►

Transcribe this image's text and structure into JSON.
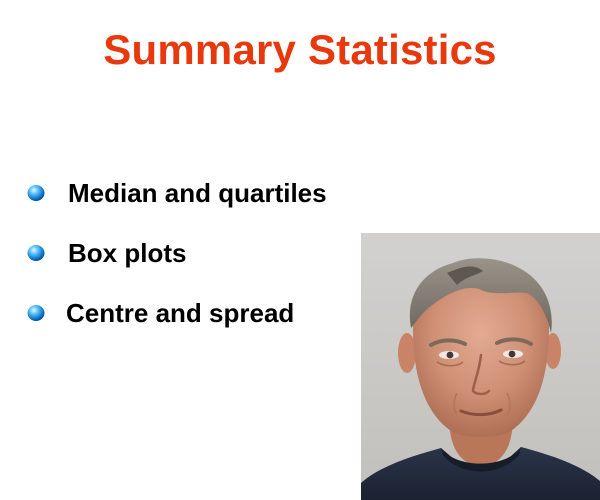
{
  "slide": {
    "title": "Summary Statistics",
    "title_color": "#e8380d",
    "bullet_color": "#1e90e0",
    "bullets": [
      {
        "label": "Median and quartiles",
        "icon": "blue-sphere-bullet-icon"
      },
      {
        "label": "Box plots",
        "icon": "blue-sphere-bullet-icon"
      },
      {
        "label": "Centre and spread",
        "icon": "blue-sphere-bullet-icon"
      }
    ],
    "photo": {
      "subject": "portrait of a grey-haired man"
    }
  }
}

◄

▶ [TASK DETAILS] Give back the whole listing as it stands, minus its pictures.

▶ [RESPONSE BELOW]
Transcribe this image's text and structure into JSON.
{
  "slide": {
    "title": "Summary Statistics",
    "title_color": "#e8380d",
    "bullet_color": "#1e90e0",
    "bullets": [
      {
        "label": "Median and quartiles",
        "icon": "blue-sphere-bullet-icon"
      },
      {
        "label": "Box plots",
        "icon": "blue-sphere-bullet-icon"
      },
      {
        "label": "Centre and spread",
        "icon": "blue-sphere-bullet-icon"
      }
    ],
    "photo": {
      "subject": "portrait of a grey-haired man"
    }
  }
}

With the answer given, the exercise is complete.